--- Dataset ---

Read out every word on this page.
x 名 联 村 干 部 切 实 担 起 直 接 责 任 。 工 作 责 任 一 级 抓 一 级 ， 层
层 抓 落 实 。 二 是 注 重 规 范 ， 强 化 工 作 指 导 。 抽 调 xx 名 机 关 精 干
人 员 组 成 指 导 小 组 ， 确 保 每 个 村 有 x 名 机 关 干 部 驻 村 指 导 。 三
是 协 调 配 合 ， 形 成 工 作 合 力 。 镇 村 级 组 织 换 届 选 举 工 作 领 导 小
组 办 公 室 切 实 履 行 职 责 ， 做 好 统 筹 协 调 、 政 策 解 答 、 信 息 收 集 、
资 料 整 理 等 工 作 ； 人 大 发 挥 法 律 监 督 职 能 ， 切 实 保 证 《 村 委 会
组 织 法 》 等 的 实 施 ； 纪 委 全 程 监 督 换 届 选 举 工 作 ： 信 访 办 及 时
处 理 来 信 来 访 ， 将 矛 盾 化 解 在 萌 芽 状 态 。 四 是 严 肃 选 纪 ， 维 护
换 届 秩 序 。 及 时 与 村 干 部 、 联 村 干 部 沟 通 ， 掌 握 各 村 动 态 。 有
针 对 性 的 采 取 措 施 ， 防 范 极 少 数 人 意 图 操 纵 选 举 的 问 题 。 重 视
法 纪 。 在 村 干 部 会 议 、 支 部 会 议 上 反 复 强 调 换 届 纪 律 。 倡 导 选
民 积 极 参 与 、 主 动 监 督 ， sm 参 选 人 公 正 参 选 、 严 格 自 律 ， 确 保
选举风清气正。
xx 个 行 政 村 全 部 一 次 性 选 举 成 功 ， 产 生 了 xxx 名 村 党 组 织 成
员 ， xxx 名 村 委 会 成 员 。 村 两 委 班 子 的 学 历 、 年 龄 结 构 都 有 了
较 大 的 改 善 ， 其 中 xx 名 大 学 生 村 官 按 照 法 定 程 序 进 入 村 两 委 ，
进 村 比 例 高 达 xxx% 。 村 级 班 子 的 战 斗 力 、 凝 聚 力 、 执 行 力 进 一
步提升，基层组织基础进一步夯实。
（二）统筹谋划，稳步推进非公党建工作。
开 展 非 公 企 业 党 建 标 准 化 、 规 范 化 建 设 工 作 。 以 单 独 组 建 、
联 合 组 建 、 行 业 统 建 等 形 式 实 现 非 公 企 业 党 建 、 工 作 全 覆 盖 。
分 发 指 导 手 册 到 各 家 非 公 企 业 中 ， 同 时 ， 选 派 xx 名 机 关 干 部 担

---

## What is expected
Reproduce every line of the material above exactly.

## The result
Read out every word on this page.
x 名 联 村 干 部 切 实 担 起 直 接 责 任 。 工 作 责 任 一 级 抓 一 级 ， 层
层 抓 落 实 。 二 是 注 重 规 范 ， 强 化 工 作 指 导 。 抽 调 xx 名 机 关 精 干
人 员 组 成 指 导 小 组 ， 确 保 每 个 村 有 x 名 机 关 干 部 驻 村 指 导 。 三
是 协 调 配 合 ， 形 成 工 作 合 力 。 镇 村 级 组 织 换 届 选 举 工 作 领 导 小
组 办 公 室 切 实 履 行 职 责 ， 做 好 统 筹 协 调 、 政 策 解 答 、 信 息 收 集 、
资 料 整 理 等 工 作 ； 人 大 发 挥 法 律 监 督 职 能 ， 切 实 保 证 《 村 委 会
组 织 法 》 等 的 实 施 ； 纪 委 全 程 监 督 换 届 选 举 工 作 ： 信 访 办 及 时
处 理 来 信 来 访 ， 将 矛 盾 化 解 在 萌 芽 状 态 。 四 是 严 肃 选 纪 ， 维 护
换 届 秩 序 。 及 时 与 村 干 部 、 联 村 干 部 沟 通 ， 掌 握 各 村 动 态 。 有
针 对 性 的 采 取 措 施 ， 防 范 极 少 数 人 意 图 操 纵 选 举 的 问 题 。 重 视
法 纪 。 在 村 干 部 会 议 、 支 部 会 议 上 反 复 强 调 换 届 纪 律 。 倡 导 选
民 积 极 参 与 、 主 动 监 督 ， sm 参 选 人 公 正 参 选 、 严 格 自 律 ， 确 保
选举风清气正。
xx 个 行 政 村 全 部 一 次 性 选 举 成 功 ， 产 生 了 xxx 名 村 党 组 织 成
员 ， xxx 名 村 委 会 成 员 。 村 两 委 班 子 的 学 历 、 年 龄 结 构 都 有 了
较 大 的 改 善 ， 其 中 xx 名 大 学 生 村 官 按 照 法 定 程 序 进 入 村 两 委 ，
进 村 比 例 高 达 xxx% 。 村 级 班 子 的 战 斗 力 、 凝 聚 力 、 执 行 力 进 一
步提升，基层组织基础进一步夯实。
（二）统筹谋划，稳步推进非公党建工作。
开 展 非 公 企 业 党 建 标 准 化 、 规 范 化 建 设 工 作 。 以 单 独 组 建 、
联 合 组 建 、 行 业 统 建 等 形 式 实 现 非 公 企 业 党 建 、 工 作 全 覆 盖 。
分 发 指 导 手 册 到 各 家 非 公 企 业 中 ， 同 时 ， 选 派 xx 名 机 关 干 部 担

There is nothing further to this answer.